Task brief:
Every line of the data that contains the string "JSON" must be copied.

Records for the exercise:
____________
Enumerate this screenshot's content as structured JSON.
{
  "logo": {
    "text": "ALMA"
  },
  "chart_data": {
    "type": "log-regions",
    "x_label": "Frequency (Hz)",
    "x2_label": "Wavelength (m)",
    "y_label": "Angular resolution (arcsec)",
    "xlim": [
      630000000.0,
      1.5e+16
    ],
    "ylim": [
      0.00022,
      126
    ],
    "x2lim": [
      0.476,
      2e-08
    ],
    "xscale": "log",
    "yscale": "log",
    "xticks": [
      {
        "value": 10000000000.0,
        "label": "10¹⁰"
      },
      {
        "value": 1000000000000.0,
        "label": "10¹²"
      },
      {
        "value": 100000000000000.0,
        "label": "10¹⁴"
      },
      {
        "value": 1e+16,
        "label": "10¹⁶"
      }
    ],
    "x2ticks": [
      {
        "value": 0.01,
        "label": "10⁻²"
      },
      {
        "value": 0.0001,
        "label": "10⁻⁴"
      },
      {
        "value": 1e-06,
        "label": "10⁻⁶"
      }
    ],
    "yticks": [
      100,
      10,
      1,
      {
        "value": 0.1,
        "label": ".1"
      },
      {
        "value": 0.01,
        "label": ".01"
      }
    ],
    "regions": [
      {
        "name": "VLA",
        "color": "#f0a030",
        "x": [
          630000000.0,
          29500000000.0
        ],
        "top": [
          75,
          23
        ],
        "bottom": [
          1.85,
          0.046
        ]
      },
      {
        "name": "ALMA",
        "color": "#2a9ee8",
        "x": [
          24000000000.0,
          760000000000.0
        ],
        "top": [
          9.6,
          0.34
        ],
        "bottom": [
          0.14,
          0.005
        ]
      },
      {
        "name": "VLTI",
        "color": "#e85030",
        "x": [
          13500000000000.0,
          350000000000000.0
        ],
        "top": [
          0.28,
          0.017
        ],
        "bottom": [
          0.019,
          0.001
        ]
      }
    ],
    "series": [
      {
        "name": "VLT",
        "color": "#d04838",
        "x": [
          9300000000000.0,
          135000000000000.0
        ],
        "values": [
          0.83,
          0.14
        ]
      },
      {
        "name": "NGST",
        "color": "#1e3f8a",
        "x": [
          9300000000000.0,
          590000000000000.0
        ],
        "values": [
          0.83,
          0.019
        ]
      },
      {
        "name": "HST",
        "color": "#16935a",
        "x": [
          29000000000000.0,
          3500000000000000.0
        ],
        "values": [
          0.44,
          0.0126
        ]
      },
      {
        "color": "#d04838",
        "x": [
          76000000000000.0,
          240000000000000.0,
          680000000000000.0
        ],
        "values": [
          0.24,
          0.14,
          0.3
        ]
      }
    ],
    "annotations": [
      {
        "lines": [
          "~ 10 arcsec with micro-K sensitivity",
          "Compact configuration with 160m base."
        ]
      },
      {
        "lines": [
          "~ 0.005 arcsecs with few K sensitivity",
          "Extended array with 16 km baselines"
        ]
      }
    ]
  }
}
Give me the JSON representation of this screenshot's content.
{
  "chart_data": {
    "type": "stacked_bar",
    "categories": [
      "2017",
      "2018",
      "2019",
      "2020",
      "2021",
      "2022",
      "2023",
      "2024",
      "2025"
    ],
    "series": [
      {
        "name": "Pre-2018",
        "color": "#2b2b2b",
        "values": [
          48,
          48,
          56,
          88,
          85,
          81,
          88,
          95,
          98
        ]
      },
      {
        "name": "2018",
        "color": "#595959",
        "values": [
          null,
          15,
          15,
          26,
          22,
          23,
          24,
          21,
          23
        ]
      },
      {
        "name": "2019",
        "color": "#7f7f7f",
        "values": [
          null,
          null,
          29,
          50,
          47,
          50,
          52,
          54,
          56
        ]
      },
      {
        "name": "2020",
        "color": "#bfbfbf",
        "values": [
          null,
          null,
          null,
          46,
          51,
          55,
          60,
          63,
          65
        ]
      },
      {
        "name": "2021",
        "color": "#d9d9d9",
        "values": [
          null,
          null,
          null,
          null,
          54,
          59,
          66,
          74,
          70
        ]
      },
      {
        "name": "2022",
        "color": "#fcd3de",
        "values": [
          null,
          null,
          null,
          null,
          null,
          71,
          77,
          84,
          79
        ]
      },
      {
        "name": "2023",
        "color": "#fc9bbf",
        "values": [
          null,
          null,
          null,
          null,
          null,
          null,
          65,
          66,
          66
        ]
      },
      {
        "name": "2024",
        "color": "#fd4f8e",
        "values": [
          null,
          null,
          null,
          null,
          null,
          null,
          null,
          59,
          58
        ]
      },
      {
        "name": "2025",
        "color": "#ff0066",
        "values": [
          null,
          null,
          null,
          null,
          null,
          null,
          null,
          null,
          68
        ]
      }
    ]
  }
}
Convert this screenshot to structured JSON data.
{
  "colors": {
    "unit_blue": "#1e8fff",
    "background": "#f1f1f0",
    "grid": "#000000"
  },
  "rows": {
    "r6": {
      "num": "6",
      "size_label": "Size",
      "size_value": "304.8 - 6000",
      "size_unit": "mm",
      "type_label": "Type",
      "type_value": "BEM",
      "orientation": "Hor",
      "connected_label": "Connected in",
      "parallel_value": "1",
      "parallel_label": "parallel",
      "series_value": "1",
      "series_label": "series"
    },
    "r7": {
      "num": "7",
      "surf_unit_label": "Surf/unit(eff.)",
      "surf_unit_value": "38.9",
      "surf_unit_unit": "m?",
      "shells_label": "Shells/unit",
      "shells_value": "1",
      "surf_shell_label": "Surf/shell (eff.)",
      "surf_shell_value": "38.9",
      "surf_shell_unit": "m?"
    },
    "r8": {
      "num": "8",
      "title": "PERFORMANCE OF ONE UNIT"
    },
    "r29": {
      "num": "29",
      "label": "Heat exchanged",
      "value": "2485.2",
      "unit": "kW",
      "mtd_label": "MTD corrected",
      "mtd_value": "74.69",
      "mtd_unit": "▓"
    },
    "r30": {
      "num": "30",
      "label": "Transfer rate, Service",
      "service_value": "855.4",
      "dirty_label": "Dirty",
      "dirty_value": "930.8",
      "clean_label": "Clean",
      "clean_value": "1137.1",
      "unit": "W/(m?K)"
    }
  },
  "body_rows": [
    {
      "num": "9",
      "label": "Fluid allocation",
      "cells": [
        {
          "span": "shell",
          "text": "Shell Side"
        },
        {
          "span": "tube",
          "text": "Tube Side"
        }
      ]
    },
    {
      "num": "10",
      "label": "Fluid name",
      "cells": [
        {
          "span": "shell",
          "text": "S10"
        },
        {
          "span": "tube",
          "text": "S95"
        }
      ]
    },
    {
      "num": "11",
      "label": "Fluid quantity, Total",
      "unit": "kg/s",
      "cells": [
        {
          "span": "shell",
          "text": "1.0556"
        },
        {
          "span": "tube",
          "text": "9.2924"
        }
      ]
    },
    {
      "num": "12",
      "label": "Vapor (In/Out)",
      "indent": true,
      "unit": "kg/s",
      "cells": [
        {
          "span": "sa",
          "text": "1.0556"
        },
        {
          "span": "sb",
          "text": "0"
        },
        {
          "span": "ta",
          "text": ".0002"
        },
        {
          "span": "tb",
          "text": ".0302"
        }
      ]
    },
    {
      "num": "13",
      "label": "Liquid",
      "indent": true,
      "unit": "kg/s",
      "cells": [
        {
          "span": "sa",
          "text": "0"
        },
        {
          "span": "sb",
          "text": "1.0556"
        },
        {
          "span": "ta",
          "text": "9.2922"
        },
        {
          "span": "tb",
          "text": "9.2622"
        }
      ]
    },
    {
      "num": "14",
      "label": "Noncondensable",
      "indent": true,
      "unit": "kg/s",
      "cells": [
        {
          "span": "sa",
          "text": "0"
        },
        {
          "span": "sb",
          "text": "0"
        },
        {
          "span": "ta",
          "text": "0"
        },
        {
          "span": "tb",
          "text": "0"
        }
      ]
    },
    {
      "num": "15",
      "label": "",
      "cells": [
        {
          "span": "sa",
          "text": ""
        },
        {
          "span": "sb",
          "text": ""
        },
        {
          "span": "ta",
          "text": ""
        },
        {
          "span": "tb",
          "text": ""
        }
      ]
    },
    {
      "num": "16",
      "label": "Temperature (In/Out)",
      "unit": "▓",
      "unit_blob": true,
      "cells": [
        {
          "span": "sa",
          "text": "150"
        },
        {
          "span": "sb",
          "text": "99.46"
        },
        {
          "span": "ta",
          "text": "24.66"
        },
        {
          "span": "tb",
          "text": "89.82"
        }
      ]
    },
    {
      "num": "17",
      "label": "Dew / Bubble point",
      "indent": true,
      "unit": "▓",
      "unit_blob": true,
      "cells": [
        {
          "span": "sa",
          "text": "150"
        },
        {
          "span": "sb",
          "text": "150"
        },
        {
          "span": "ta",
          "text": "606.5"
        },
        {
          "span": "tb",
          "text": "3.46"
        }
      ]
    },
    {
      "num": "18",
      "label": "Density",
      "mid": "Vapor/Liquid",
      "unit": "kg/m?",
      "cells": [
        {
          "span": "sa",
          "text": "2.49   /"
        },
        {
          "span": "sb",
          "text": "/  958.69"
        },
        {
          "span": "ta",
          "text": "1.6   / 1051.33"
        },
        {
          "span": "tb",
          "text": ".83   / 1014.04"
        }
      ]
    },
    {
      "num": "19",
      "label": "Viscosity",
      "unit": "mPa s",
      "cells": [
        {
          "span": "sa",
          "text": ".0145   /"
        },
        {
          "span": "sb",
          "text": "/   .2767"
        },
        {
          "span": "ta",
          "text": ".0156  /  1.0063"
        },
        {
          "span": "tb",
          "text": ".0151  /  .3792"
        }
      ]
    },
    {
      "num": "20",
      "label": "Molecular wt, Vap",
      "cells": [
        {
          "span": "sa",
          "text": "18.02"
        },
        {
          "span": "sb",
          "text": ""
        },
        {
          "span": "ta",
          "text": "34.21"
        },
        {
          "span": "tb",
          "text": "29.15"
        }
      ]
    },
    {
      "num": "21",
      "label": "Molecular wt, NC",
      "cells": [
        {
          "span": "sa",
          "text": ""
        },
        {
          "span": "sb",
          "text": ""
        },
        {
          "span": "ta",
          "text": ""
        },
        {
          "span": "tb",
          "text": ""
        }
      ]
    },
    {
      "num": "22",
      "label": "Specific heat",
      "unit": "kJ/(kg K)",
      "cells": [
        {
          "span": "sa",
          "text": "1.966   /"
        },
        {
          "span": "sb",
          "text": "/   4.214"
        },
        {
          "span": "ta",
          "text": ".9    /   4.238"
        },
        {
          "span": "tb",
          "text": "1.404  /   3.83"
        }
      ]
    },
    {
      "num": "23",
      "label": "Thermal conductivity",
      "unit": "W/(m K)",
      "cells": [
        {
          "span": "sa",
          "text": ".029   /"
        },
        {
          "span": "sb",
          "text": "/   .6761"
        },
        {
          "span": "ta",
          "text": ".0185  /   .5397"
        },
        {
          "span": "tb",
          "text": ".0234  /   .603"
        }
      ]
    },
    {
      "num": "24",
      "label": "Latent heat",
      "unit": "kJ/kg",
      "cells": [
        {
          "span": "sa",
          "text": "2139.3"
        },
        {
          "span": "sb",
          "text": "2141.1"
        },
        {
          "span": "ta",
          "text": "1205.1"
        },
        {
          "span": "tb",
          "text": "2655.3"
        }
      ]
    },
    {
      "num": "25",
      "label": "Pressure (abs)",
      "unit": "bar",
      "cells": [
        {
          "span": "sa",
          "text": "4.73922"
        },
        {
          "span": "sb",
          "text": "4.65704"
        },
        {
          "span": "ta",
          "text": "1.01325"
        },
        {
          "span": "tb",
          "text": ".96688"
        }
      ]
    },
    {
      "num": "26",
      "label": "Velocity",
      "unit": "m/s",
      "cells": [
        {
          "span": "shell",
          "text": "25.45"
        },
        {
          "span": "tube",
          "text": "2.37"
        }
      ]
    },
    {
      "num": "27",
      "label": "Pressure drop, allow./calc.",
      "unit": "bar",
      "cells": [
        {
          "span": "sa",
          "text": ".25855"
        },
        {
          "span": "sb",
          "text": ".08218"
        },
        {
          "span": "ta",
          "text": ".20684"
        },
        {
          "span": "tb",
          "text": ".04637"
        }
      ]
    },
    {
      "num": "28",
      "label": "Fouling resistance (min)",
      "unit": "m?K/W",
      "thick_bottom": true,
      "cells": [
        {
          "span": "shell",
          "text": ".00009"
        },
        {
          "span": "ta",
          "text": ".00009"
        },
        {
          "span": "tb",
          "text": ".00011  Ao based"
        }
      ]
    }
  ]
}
____________
Task answer:
Enumerate this screenshot's content as structured JSON.
Give me the JSON representation of this screenshot's content.
Convert this screenshot to structured JSON data.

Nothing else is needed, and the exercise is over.